Figure record extracts:
┌────────

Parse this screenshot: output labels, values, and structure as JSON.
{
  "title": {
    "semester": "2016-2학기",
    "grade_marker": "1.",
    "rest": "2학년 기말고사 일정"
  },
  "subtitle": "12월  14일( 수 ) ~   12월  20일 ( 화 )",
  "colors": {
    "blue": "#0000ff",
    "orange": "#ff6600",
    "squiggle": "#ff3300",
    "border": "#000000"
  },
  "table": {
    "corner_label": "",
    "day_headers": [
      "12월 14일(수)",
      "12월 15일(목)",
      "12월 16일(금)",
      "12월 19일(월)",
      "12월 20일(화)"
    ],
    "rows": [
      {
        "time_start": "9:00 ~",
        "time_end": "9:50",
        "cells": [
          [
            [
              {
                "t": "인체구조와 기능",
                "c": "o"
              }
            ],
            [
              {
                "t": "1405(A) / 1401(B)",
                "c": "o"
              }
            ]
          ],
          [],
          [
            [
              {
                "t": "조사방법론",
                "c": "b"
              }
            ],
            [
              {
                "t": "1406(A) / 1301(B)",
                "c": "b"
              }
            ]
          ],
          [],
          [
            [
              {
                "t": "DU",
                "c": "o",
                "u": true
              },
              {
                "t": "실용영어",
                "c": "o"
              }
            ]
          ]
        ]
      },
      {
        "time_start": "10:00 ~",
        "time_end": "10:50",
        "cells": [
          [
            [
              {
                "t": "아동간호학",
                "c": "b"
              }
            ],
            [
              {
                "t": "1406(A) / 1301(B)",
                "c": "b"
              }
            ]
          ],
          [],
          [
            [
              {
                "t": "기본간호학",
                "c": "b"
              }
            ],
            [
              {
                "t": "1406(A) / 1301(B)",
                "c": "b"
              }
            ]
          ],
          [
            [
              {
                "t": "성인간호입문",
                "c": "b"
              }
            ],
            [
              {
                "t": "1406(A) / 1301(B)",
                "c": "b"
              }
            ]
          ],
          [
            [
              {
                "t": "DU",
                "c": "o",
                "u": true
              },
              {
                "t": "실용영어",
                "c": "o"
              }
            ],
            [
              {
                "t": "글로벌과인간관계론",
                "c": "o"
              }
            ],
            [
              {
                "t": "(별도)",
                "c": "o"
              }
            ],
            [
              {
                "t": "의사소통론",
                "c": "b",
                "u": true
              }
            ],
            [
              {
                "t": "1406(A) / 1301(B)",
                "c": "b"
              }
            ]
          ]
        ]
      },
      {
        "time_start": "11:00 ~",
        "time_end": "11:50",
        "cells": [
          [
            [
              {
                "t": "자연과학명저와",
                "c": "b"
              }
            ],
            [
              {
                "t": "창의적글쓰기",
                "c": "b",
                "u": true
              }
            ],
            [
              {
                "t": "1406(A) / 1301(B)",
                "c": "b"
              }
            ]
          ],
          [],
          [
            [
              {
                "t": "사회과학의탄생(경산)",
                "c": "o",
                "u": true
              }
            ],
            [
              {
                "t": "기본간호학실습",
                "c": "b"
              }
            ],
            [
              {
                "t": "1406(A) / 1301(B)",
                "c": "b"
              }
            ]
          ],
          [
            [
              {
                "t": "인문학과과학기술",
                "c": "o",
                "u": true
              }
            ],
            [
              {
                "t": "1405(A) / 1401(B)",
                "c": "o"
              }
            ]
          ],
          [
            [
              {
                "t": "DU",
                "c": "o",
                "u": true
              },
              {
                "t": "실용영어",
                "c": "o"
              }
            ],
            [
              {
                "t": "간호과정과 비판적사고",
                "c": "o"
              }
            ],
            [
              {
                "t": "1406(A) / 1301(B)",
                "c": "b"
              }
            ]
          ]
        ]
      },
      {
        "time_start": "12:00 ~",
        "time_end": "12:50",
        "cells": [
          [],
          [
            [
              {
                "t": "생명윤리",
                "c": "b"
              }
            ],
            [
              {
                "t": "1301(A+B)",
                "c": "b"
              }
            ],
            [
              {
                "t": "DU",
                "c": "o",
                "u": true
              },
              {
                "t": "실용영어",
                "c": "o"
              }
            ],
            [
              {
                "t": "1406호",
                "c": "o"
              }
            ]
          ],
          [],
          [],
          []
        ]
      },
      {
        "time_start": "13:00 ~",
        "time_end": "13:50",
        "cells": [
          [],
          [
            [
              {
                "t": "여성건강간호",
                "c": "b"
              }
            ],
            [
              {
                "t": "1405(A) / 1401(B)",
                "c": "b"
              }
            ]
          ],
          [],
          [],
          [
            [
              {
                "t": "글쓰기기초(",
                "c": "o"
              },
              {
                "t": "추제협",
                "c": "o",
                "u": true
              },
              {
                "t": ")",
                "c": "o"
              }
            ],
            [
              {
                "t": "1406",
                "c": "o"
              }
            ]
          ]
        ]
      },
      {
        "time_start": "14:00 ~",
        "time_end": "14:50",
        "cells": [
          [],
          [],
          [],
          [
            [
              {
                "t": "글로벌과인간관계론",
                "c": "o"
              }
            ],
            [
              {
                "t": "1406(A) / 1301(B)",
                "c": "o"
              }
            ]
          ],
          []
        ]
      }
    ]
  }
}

└────────

> **EXERCISE GOAL**: Extract all of the material exactly as it is written.

> **ANSWER FOR THE TASK**:
Parse this screenshot: output labels, values, and structure as JSON.
{
  "title": {
    "semester": "2016-2학기",
    "grade_marker": "1.",
    "rest": "2학년 기말고사 일정"
  },
  "subtitle": "12월  14일( 수 ) ~   12월  20일 ( 화 )",
  "colors": {
    "blue": "#0000ff",
    "orange": "#ff6600",
    "squiggle": "#ff3300",
    "border": "#000000"
  },
  "table": {
    "corner_label": "",
    "day_headers": [
      "12월 14일(수)",
      "12월 15일(목)",
      "12월 16일(금)",
      "12월 19일(월)",
      "12월 20일(화)"
    ],
    "rows": [
      {
        "time_start": "9:00 ~",
        "time_end": "9:50",
        "cells": [
          [
            [
              {
                "t": "인체구조와 기능",
                "c": "o"
              }
            ],
            [
              {
                "t": "1405(A) / 1401(B)",
                "c": "o"
              }
            ]
          ],
          [],
          [
            [
              {
                "t": "조사방법론",
                "c": "b"
              }
            ],
            [
              {
                "t": "1406(A) / 1301(B)",
                "c": "b"
              }
            ]
          ],
          [],
          [
            [
              {
                "t": "DU",
                "c": "o",
                "u": true
              },
              {
                "t": "실용영어",
                "c": "o"
              }
            ]
          ]
        ]
      },
      {
        "time_start": "10:00 ~",
        "time_end": "10:50",
        "cells": [
          [
            [
              {
                "t": "아동간호학",
                "c": "b"
              }
            ],
            [
              {
                "t": "1406(A) / 1301(B)",
                "c": "b"
              }
            ]
          ],
          [],
          [
            [
              {
                "t": "기본간호학",
                "c": "b"
              }
            ],
            [
              {
                "t": "1406(A) / 1301(B)",
                "c": "b"
              }
            ]
          ],
          [
            [
              {
                "t": "성인간호입문",
                "c": "b"
              }
            ],
            [
              {
                "t": "1406(A) / 1301(B)",
                "c": "b"
              }
            ]
          ],
          [
            [
              {
                "t": "DU",
                "c": "o",
                "u": true
              },
              {
                "t": "실용영어",
                "c": "o"
              }
            ],
            [
              {
                "t": "글로벌과인간관계론",
                "c": "o"
              }
            ],
            [
              {
                "t": "(별도)",
                "c": "o"
              }
            ],
            [
              {
                "t": "의사소통론",
                "c": "b",
                "u": true
              }
            ],
            [
              {
                "t": "1406(A) / 1301(B)",
                "c": "b"
              }
            ]
          ]
        ]
      },
      {
        "time_start": "11:00 ~",
        "time_end": "11:50",
        "cells": [
          [
            [
              {
                "t": "자연과학명저와",
                "c": "b"
              }
            ],
            [
              {
                "t": "창의적글쓰기",
                "c": "b",
                "u": true
              }
            ],
            [
              {
                "t": "1406(A) / 1301(B)",
                "c": "b"
              }
            ]
          ],
          [],
          [
            [
              {
                "t": "사회과학의탄생(경산)",
                "c": "o",
                "u": true
              }
            ],
            [
              {
                "t": "기본간호학실습",
                "c": "b"
              }
            ],
            [
              {
                "t": "1406(A) / 1301(B)",
                "c": "b"
              }
            ]
          ],
          [
            [
              {
                "t": "인문학과과학기술",
                "c": "o",
                "u": true
              }
            ],
            [
              {
                "t": "1405(A) / 1401(B)",
                "c": "o"
              }
            ]
          ],
          [
            [
              {
                "t": "DU",
                "c": "o",
                "u": true
              },
              {
                "t": "실용영어",
                "c": "o"
              }
            ],
            [
              {
                "t": "간호과정과 비판적사고",
                "c": "o"
              }
            ],
            [
              {
                "t": "1406(A) / 1301(B)",
                "c": "b"
              }
            ]
          ]
        ]
      },
      {
        "time_start": "12:00 ~",
        "time_end": "12:50",
        "cells": [
          [],
          [
            [
              {
                "t": "생명윤리",
                "c": "b"
              }
            ],
            [
              {
                "t": "1301(A+B)",
                "c": "b"
              }
            ],
            [
              {
                "t": "DU",
                "c": "o",
                "u": true
              },
              {
                "t": "실용영어",
                "c": "o"
              }
            ],
            [
              {
                "t": "1406호",
                "c": "o"
              }
            ]
          ],
          [],
          [],
          []
        ]
      },
      {
        "time_start": "13:00 ~",
        "time_end": "13:50",
        "cells": [
          [],
          [
            [
              {
                "t": "여성건강간호",
                "c": "b"
              }
            ],
            [
              {
                "t": "1405(A) / 1401(B)",
                "c": "b"
              }
            ]
          ],
          [],
          [],
          [
            [
              {
                "t": "글쓰기기초(",
                "c": "o"
              },
              {
                "t": "추제협",
                "c": "o",
                "u": true
              },
              {
                "t": ")",
                "c": "o"
              }
            ],
            [
              {
                "t": "1406",
                "c": "o"
              }
            ]
          ]
        ]
      },
      {
        "time_start": "14:00 ~",
        "time_end": "14:50",
        "cells": [
          [],
          [],
          [],
          [
            [
              {
                "t": "글로벌과인간관계론",
                "c": "o"
              }
            ],
            [
              {
                "t": "1406(A) / 1301(B)",
                "c": "o"
              }
            ]
          ],
          []
        ]
      }
    ]
  }
}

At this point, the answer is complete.